### YOUR GOAL
Recast the following lines as a Markdown table with two columns, Row and Line. Number the rows in order and omit any blank lines.

===== GIVEN DATA

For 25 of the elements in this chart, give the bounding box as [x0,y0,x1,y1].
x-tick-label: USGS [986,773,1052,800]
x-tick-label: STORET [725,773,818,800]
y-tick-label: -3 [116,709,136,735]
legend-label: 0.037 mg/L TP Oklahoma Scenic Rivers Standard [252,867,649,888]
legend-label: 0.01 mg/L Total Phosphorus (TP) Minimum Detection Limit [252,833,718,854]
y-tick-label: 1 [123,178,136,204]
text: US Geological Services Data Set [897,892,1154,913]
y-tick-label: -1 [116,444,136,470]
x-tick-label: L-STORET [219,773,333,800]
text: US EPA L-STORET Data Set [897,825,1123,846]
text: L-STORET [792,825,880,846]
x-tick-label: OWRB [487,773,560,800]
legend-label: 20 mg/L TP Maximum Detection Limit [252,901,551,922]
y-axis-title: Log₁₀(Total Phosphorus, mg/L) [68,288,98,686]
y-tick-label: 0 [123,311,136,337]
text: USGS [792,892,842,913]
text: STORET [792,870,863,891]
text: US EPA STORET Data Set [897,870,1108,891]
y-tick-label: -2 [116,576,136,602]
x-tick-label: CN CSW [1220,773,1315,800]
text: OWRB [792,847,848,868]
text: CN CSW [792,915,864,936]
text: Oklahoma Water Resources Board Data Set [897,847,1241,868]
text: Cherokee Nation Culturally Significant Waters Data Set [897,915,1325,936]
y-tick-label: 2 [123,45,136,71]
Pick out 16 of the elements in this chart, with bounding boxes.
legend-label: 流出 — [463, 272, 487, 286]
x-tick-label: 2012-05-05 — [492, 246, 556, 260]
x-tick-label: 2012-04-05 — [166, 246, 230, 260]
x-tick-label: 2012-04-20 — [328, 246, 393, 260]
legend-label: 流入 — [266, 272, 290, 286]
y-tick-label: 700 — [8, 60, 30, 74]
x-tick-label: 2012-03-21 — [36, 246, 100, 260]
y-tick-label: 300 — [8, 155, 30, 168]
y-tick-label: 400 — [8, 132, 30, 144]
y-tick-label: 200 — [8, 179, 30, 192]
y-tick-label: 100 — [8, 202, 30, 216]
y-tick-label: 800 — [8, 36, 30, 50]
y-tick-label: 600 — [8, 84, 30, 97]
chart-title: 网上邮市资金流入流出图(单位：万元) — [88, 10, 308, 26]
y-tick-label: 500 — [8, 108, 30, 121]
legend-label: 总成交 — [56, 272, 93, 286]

==========

### TASK SOLUTION
| Row | Line |
|---|---|
| 1 | For 25 of the elements in this chart, give the bounding box as [x0,y0,x1,y1]. |
| 2 | x-tick-label: USGS [986,773,1052,800] |
| 3 | x-tick-label: STORET [725,773,818,800] |
| 4 | y-tick-label: -3 [116,709,136,735] |
| 5 | legend-label: 0.037 mg/L TP Oklahoma Scenic Rivers Standard [252,867,649,888] |
| 6 | legend-label: 0.01 mg/L Total Phosphorus (TP) Minimum Detection Limit [252,833,718,854] |
| 7 | y-tick-label: 1 [123,178,136,204] |
| 8 | text: US Geological Services Data Set [897,892,1154,913] |
| 9 | y-tick-label: -1 [116,444,136,470] |
| 10 | x-tick-label: L-STORET [219,773,333,800] |
| 11 | text: US EPA L-STORET Data Set [897,825,1123,846] |
| 12 | text: L-STORET [792,825,880,846] |
| 13 | x-tick-label: OWRB [487,773,560,800] |
| 14 | legend-label: 20 mg/L TP Maximum Detection Limit [252,901,551,922] |
| 15 | y-axis-title: Log₁₀(Total Phosphorus, mg/L) [68,288,98,686] |
| 16 | y-tick-label: 0 [123,311,136,337] |
| 17 | text: USGS [792,892,842,913] |
| 18 | text: STORET [792,870,863,891] |
| 19 | text: US EPA STORET Data Set [897,870,1108,891] |
| 20 | y-tick-label: -2 [116,576,136,602] |
| 21 | x-tick-label: CN CSW [1220,773,1315,800] |
| 22 | text: OWRB [792,847,848,868] |
| 23 | text: CN CSW [792,915,864,936] |
| 24 | text: Oklahoma Water Resources Board Data Set [897,847,1241,868] |
| 25 | text: Cherokee Nation Culturally Significant Waters Data Set [897,915,1325,936] |
| 26 | y-tick-label: 2 [123,45,136,71] |
| 27 | Pick out 16 of the elements in this chart, with bounding boxes. |
| 28 | legend-label: 流出 — [463, 272, 487, 286] |
| 29 | x-tick-label: 2012-05-05 — [492, 246, 556, 260] |
| 30 | x-tick-label: 2012-04-05 — [166, 246, 230, 260] |
| 31 | x-tick-label: 2012-04-20 — [328, 246, 393, 260] |
| 32 | legend-label: 流入 — [266, 272, 290, 286] |
| 33 | y-tick-label: 700 — [8, 60, 30, 74] |
| 34 | x-tick-label: 2012-03-21 — [36, 246, 100, 260] |
| 35 | y-tick-label: 300 — [8, 155, 30, 168] |
| 36 | y-tick-label: 400 — [8, 132, 30, 144] |
| 37 | y-tick-label: 200 — [8, 179, 30, 192] |
| 38 | y-tick-label: 100 — [8, 202, 30, 216] |
| 39 | y-tick-label: 800 — [8, 36, 30, 50] |
| 40 | y-tick-label: 600 — [8, 84, 30, 97] |
| 41 | chart-title: 网上邮市资金流入流出图(单位：万元) — [88, 10, 308, 26] |
| 42 | y-tick-label: 500 — [8, 108, 30, 121] |
| 43 | legend-label: 总成交 — [56, 272, 93, 286] |